[Directions for this task]
Locate the word "Client" in the data below, then copy every line that holds it.
-.-.-
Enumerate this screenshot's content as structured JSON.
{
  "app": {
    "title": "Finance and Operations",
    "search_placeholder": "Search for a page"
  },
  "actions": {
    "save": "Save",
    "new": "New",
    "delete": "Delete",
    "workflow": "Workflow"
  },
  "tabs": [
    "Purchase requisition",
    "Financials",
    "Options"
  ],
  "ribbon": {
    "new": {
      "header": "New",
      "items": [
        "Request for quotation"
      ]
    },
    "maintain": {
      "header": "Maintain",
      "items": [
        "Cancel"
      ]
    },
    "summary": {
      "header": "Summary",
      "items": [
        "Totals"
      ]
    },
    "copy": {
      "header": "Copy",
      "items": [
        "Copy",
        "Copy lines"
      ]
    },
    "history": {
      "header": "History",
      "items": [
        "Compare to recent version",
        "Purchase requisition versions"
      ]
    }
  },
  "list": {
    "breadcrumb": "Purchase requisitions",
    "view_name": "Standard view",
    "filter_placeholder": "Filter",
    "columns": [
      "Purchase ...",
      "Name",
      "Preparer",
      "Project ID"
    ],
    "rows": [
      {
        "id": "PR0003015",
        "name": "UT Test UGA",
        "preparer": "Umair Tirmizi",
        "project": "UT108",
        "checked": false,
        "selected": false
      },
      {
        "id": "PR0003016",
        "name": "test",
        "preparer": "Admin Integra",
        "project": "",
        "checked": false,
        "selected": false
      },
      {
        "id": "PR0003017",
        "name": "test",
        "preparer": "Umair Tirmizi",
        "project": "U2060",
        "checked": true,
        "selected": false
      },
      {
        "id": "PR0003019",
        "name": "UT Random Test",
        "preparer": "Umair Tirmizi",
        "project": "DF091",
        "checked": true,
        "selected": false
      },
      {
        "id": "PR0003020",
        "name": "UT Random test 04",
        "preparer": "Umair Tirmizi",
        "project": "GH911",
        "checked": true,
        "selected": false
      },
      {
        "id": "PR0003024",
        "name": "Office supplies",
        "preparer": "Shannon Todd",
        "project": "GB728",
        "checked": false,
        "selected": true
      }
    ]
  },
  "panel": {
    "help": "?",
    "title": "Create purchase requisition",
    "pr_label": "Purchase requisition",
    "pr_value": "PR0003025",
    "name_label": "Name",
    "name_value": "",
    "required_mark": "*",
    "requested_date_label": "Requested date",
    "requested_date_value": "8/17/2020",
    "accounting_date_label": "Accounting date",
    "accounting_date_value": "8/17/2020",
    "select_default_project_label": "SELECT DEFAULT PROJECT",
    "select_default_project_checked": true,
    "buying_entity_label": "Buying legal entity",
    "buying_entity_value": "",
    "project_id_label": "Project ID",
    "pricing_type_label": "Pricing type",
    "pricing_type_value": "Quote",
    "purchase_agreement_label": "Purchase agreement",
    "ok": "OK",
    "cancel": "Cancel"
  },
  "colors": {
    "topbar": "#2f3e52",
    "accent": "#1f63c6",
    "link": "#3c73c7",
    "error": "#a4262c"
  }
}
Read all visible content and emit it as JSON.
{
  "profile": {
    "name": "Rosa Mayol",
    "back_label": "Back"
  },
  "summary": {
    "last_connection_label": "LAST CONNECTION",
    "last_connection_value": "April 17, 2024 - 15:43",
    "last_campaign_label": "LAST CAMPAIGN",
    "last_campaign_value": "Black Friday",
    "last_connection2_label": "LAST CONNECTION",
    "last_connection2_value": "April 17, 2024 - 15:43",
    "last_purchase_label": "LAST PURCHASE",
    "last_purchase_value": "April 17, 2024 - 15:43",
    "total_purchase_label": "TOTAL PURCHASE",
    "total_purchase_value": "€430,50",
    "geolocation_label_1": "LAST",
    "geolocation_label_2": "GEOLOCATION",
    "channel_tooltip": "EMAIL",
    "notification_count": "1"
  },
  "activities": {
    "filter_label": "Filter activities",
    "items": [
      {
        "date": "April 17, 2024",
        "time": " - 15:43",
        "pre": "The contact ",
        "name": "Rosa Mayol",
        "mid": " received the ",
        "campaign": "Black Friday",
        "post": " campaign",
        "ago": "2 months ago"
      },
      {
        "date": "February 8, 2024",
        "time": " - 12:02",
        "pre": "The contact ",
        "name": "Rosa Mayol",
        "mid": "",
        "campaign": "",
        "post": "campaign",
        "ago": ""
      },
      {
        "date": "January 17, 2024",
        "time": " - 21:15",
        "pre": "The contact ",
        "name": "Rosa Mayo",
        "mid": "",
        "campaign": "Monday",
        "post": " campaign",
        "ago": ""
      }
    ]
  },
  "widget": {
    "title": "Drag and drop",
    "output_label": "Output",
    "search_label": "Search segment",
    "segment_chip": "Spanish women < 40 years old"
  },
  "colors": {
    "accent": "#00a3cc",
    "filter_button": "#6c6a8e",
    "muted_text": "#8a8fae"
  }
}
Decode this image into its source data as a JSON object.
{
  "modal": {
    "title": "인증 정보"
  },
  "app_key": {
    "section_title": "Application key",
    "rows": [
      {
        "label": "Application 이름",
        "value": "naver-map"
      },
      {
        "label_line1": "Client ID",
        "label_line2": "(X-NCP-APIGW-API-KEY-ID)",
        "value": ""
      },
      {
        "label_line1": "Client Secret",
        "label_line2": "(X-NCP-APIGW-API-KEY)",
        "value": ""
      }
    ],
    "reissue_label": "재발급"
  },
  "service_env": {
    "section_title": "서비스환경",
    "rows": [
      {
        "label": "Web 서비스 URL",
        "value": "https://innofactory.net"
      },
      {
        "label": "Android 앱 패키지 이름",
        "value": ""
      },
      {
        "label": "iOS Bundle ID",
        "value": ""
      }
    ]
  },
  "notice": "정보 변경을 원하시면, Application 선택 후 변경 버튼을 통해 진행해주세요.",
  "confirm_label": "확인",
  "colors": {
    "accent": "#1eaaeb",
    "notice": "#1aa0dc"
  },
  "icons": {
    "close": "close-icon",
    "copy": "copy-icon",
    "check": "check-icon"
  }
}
-.-.-
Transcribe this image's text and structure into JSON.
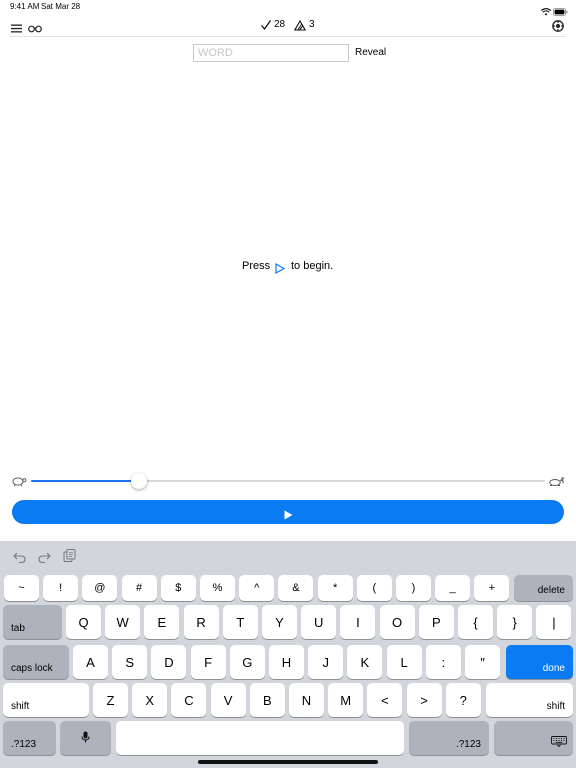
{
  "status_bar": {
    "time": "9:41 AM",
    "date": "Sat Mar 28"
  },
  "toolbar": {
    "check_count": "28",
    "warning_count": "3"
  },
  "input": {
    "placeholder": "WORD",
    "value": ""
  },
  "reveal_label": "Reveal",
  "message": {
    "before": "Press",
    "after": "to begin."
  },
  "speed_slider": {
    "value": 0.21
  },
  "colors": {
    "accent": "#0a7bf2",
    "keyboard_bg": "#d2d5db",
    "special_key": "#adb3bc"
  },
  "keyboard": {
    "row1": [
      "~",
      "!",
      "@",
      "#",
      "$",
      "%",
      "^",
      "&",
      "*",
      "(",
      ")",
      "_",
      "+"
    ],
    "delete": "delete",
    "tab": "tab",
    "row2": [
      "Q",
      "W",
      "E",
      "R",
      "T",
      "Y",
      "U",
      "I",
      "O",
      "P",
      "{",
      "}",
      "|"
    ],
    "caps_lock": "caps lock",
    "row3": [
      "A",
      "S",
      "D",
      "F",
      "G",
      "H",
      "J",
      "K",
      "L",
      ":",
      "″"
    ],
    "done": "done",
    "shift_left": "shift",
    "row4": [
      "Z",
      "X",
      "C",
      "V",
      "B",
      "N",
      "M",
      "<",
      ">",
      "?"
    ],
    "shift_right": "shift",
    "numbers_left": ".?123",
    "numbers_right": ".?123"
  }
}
-.-.-
[Solution for this task]
        "label_line1": "Client ID",
        "label_line1": "Client Secret",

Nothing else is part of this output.